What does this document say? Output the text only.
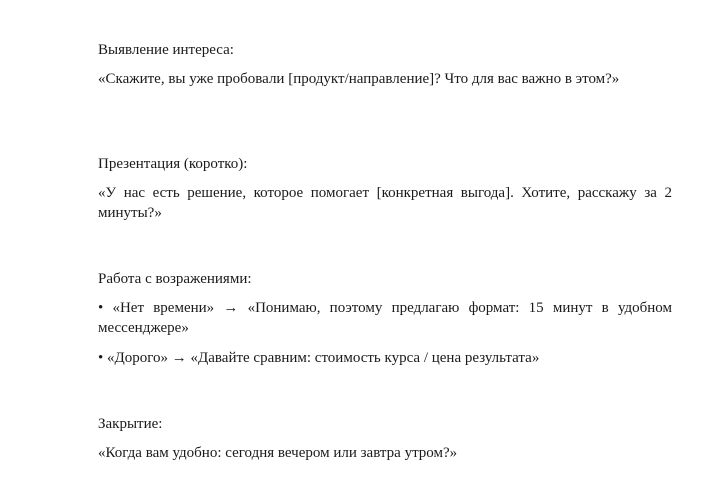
Выявление интереса:

«Скажите, вы уже пробовали [продукт/направление]? Что для вас важно в этом?»

Презентация (коротко):

«У нас есть решение, которое помогает [конкретная выгода]. Хотите, расскажу за 2 минуты?»

Работа с возражениями:

• «Нет времени» → «Понимаю, поэтому предлагаю формат: 15 минут в удобном мессенджере»

• «Дорого» → «Давайте сравним: стоимость курса / цена результата»

Закрытие:

«Когда вам удобно: сегодня вечером или завтра утром?»
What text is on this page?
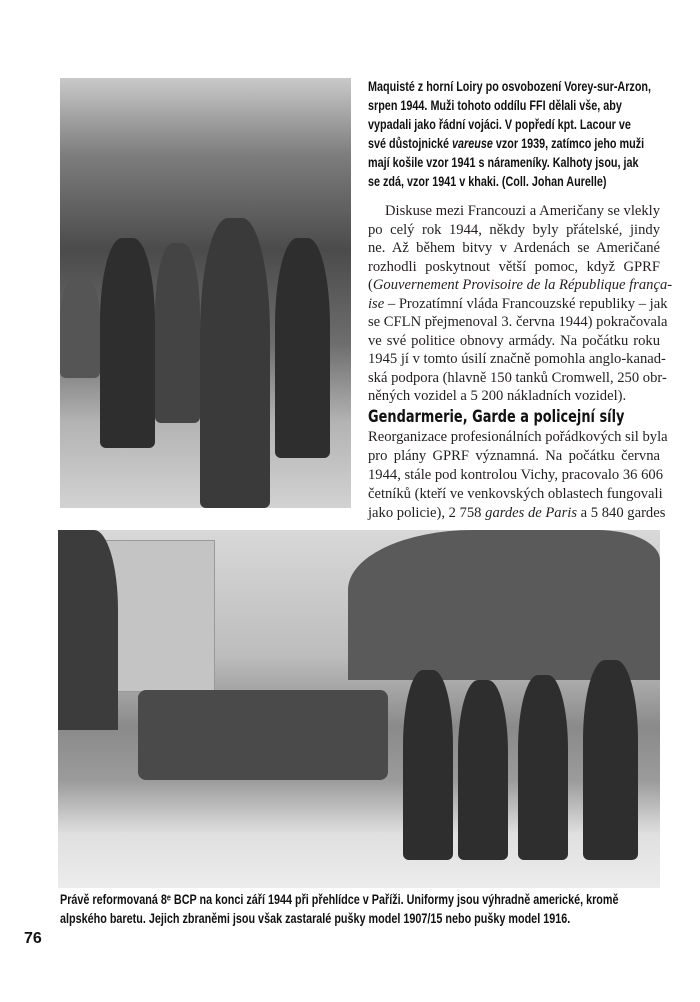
Maquisté z horní Loiry po osvobození Vorey-sur-Arzon,
srpen 1944. Muži tohoto oddílu FFI dělali vše, aby
vypadali jako řádní vojáci. V popředí kpt. Lacour ve
své důstojnické vareuse vzor 1939, zatímco jeho muži
mají košile vzor 1941 s nárameníky. Kalhoty jsou, jak
se zdá, vzor 1941 v khaki. (Coll. Johan Aurelle)
Diskuse mezi Francouzi a Američany se vlekly
po celý rok 1944, někdy byly přátelské, jindy
ne. Až během bitvy v Ardenách se Američané
rozhodli poskytnout větší pomoc, když GPRF
(Gouvernement Provisoire de la République frança-
ise – Prozatímní vláda Francouzské republiky – jak
se CFLN přejmenoval 3. června 1944) pokračovala
ve své politice obnovy armády. Na počátku roku
1945 jí v tomto úsilí značně pomohla anglo-kanad-
ská podpora (hlavně 150 tanků Cromwell, 250 obr-
něných vozidel a 5 200 nákladních vozidel).
Gendarmerie, Garde a policejní síly
Reorganizace profesionálních pořádkových sil byla
pro plány GPRF významná. Na počátku června
1944, stále pod kontrolou Vichy, pracovalo 36 606
četníků (kteří ve venkovských oblastech fungovali
jako policie), 2 758 gardes de Paris a 5 840 gardes
Právě reformovaná 8ᵉ BCP na konci září 1944 při přehlídce v Paříži. Uniformy jsou výhradně americké, kromě
alpského baretu. Jejich zbraněmi jsou však zastaralé pušky model 1907/15 nebo pušky model 1916.
76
++++++++
**Given exercise:** Using the entries above, return each line that includes the word "What".

**Written answer:**
What does this document say? Output the text only.
What text is on this page?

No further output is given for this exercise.